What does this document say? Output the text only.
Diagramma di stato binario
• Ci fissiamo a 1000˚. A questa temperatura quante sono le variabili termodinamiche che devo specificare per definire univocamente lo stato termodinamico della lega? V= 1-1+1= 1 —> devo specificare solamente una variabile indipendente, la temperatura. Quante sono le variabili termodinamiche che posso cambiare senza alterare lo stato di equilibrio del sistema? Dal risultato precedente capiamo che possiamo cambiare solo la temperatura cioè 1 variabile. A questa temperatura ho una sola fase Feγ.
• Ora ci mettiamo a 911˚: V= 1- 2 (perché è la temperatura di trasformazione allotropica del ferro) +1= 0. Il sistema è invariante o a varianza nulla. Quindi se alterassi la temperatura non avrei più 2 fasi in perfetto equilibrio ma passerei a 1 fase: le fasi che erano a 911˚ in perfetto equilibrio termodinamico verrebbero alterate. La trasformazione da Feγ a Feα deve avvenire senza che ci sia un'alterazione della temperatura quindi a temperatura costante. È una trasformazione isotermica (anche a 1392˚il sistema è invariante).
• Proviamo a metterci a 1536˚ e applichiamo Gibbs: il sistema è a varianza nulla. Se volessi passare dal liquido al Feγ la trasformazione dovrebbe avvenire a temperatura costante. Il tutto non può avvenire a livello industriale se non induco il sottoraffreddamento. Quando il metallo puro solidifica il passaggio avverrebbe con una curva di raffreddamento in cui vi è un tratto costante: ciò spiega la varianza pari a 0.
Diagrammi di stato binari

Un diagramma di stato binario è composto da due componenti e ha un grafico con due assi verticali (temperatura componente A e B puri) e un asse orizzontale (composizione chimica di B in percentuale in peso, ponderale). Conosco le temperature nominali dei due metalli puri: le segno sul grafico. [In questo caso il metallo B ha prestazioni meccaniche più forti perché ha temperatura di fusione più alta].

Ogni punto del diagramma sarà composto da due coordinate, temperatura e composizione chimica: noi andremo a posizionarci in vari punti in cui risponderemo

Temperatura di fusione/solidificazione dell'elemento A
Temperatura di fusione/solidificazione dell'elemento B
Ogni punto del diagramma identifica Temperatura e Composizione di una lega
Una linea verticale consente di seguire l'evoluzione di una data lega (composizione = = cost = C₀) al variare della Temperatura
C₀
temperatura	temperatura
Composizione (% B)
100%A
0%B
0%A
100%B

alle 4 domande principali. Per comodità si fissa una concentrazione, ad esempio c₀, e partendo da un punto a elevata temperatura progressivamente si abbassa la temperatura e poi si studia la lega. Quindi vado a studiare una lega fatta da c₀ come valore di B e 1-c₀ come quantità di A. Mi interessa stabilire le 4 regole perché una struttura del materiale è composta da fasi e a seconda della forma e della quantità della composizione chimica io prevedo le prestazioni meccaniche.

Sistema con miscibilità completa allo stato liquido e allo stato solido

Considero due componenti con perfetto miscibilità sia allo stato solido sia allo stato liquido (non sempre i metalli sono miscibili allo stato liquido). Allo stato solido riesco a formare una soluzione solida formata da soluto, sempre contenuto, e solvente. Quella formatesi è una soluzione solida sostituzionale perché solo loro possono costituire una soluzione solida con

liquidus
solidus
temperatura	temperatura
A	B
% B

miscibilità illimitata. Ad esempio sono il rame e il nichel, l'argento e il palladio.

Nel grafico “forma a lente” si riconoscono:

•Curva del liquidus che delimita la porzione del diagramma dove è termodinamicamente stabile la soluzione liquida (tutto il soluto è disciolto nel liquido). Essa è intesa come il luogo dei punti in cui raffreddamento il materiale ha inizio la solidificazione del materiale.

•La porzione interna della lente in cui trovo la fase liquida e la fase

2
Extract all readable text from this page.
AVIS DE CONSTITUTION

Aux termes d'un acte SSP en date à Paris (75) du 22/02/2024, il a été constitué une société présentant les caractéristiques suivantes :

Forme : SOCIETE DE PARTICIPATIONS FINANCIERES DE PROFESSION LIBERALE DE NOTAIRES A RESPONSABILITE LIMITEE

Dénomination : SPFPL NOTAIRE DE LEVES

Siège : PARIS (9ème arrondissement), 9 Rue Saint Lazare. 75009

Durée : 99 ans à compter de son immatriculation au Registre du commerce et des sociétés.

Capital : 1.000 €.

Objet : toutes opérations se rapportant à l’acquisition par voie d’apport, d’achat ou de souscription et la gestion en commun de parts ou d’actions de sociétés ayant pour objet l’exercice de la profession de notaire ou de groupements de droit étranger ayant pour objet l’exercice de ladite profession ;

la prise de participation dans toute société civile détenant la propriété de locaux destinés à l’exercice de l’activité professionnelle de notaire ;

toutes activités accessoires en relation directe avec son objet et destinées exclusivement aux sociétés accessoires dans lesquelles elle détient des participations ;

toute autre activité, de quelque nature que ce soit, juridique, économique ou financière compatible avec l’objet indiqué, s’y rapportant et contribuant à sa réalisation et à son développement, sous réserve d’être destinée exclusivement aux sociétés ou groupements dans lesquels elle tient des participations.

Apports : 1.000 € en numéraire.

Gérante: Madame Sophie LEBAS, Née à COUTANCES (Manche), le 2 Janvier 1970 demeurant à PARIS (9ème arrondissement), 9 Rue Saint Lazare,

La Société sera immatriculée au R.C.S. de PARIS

○ ○ ○ ○ ○

Problem description: Filter the data for the string "lente" and copy every line that has it.

Answer for the task:
Nel grafico “forma a lente” si riconoscono:
•La porzione interna della lente in cui trovo la fase liquida e la fase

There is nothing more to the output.